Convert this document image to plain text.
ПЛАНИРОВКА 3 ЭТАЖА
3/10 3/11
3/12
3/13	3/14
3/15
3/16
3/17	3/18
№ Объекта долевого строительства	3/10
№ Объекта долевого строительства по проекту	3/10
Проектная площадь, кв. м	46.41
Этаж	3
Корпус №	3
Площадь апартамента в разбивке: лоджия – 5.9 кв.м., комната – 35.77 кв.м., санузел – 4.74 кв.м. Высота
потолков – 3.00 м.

- **AIM**
Make an exact copy of the listing, including every line.

- **RESULT BELOW**
Convert this document image to plain text.
ПЛАНИРОВКА 3 ЭТАЖА
3/10 3/11
3/12
3/13	3/14
3/15
3/16
3/17	3/18
№ Объекта долевого строительства	3/10
№ Объекта долевого строительства по проекту	3/10
Проектная площадь, кв. м	46.41
Этаж	3
Корпус №	3
Площадь апартамента в разбивке: лоджия – 5.9 кв.м., комната – 35.77 кв.м., санузел – 4.74 кв.м. Высота
потолков – 3.00 м.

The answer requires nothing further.